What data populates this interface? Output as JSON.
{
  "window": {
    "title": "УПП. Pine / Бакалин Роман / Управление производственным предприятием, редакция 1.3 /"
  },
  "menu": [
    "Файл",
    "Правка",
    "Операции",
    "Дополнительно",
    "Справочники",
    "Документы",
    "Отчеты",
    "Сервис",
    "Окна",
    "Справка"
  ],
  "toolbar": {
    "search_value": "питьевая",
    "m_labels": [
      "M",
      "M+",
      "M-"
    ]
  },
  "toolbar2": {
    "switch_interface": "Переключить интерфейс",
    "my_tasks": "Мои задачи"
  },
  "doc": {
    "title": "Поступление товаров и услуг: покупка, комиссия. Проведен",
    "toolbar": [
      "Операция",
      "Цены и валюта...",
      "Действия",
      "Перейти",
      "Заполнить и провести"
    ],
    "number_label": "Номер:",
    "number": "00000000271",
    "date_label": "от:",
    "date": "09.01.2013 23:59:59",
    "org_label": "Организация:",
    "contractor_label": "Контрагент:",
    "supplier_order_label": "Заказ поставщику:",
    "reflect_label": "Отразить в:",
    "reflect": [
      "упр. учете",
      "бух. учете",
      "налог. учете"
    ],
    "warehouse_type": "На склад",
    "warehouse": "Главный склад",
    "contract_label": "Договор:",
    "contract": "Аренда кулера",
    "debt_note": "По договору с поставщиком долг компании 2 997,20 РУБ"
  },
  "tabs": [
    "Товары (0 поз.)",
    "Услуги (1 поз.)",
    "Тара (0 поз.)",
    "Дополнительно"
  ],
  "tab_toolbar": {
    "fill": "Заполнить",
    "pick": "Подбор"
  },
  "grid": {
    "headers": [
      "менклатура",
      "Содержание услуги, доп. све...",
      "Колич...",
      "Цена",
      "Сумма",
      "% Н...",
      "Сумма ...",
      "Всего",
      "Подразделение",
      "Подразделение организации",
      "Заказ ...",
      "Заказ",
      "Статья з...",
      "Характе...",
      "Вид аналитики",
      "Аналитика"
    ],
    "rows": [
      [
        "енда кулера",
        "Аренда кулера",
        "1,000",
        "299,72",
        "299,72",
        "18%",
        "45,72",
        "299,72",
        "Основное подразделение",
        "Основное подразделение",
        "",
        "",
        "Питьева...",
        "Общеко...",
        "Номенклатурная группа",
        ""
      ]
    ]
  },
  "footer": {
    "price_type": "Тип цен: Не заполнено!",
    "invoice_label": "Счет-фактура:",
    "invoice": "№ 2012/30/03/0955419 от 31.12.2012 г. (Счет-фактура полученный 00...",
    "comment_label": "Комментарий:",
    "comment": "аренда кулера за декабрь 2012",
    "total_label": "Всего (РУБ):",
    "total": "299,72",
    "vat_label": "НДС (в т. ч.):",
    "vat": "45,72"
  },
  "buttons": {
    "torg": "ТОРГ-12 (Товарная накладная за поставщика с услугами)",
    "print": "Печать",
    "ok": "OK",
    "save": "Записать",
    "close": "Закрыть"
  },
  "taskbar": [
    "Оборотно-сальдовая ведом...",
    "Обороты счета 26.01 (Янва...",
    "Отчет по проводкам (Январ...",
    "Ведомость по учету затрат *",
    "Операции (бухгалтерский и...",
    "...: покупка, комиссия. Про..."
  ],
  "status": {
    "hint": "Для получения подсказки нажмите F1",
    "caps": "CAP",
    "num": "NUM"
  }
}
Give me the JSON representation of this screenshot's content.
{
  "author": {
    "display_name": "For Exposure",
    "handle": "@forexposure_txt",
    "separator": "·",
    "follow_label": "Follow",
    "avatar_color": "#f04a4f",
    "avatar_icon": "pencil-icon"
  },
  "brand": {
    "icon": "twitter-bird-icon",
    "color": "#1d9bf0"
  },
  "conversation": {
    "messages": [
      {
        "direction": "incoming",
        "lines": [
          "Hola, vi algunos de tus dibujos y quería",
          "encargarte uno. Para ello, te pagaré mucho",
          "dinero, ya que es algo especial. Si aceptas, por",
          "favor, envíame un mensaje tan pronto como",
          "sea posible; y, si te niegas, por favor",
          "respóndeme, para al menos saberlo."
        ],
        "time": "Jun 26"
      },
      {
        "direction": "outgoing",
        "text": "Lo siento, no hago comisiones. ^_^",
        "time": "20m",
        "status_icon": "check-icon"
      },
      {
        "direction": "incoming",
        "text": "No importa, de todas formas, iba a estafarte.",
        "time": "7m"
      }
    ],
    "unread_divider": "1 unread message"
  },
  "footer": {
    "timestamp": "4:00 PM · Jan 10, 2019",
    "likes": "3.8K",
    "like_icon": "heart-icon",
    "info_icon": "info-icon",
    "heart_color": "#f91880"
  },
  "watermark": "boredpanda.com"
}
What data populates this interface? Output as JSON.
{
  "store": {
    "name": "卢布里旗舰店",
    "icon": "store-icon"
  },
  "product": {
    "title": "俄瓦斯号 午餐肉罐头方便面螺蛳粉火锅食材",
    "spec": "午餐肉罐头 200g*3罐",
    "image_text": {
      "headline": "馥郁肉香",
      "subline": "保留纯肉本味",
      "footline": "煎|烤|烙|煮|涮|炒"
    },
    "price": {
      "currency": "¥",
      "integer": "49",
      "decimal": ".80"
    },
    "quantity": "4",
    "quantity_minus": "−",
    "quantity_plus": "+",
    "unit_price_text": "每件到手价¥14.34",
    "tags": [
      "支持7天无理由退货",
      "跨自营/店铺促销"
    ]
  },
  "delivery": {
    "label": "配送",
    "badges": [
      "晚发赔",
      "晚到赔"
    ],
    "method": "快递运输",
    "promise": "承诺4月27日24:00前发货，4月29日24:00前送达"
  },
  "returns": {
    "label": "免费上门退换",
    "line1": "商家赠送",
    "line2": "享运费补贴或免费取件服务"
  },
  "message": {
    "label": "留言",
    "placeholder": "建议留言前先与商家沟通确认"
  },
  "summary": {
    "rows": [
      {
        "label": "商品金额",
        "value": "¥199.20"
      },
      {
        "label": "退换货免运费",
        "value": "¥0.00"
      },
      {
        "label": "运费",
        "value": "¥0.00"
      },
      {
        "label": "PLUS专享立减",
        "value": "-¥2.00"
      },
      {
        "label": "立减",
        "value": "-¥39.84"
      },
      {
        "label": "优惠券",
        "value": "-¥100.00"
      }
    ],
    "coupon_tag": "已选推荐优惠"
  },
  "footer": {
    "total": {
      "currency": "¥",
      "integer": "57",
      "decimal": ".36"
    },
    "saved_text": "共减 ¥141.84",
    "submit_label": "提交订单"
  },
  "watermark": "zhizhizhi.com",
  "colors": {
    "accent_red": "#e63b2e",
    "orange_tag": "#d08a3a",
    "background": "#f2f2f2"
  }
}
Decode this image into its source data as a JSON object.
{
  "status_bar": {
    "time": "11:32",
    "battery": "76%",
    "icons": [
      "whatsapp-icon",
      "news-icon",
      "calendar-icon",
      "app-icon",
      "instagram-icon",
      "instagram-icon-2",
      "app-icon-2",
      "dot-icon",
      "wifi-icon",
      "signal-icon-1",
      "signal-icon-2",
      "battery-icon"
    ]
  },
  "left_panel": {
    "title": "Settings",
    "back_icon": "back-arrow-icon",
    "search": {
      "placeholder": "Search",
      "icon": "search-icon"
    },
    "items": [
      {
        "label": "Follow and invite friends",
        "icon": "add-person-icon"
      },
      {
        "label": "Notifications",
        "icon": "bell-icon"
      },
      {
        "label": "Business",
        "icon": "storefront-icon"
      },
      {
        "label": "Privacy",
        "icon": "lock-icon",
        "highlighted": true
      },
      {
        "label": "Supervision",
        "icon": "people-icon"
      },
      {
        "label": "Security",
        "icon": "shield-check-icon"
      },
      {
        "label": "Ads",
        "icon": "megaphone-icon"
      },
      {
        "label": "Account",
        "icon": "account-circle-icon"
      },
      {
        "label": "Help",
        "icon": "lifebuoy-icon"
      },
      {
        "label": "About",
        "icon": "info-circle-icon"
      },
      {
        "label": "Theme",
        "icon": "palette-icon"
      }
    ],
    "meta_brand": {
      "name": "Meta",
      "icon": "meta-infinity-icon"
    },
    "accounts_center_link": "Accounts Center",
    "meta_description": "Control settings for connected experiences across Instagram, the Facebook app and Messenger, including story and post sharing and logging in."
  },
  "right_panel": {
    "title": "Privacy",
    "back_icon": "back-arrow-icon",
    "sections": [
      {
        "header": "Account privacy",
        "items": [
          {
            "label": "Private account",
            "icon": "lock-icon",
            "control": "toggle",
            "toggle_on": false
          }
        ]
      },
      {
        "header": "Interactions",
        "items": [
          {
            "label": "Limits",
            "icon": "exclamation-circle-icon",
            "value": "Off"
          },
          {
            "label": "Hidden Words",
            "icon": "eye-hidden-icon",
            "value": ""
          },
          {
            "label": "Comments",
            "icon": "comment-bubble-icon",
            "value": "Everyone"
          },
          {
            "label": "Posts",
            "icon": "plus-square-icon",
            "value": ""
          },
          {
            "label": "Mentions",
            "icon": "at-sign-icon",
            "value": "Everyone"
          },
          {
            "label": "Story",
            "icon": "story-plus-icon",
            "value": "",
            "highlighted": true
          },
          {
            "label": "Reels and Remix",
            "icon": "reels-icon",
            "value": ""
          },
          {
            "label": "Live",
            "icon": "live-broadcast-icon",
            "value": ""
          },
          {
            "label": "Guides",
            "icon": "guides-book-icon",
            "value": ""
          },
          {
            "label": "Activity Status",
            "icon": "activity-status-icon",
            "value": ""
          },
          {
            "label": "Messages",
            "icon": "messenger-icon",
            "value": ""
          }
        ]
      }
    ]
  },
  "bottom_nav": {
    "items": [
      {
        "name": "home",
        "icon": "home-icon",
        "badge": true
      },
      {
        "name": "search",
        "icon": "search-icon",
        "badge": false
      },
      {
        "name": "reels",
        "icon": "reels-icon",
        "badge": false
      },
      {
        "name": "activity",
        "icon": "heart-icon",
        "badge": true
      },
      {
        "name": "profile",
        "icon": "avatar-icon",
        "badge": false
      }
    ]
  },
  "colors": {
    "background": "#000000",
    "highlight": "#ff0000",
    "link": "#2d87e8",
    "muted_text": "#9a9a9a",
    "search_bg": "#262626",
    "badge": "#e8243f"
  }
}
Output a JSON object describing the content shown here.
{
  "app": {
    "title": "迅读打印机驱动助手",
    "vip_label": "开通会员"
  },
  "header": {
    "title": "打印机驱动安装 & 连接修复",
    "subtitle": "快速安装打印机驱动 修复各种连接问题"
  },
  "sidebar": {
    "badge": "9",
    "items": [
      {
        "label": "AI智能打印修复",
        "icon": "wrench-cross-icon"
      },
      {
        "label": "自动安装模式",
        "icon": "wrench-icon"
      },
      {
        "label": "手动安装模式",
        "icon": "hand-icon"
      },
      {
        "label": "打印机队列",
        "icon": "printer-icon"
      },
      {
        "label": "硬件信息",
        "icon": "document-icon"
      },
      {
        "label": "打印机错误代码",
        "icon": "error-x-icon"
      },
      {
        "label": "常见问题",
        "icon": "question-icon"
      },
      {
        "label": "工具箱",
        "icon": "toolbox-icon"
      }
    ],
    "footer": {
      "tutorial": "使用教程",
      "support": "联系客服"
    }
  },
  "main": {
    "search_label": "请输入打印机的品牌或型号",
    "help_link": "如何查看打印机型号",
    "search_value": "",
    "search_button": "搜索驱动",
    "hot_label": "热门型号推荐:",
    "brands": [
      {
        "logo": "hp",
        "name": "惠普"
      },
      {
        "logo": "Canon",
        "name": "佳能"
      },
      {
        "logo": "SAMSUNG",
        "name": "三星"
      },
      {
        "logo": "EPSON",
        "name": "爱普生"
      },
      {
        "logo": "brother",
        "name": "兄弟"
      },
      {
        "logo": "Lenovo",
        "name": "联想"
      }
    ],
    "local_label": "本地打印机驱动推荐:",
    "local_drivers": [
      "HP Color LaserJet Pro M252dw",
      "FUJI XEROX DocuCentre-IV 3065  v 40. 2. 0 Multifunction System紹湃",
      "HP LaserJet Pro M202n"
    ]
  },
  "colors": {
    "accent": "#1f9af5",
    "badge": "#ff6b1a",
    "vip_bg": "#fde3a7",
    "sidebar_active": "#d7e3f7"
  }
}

**EXERCISE DESCRIPTION**
Tell how many lines in the material contain the word "покупка". Only the number is wanted.

**COMPLETED TASK**
2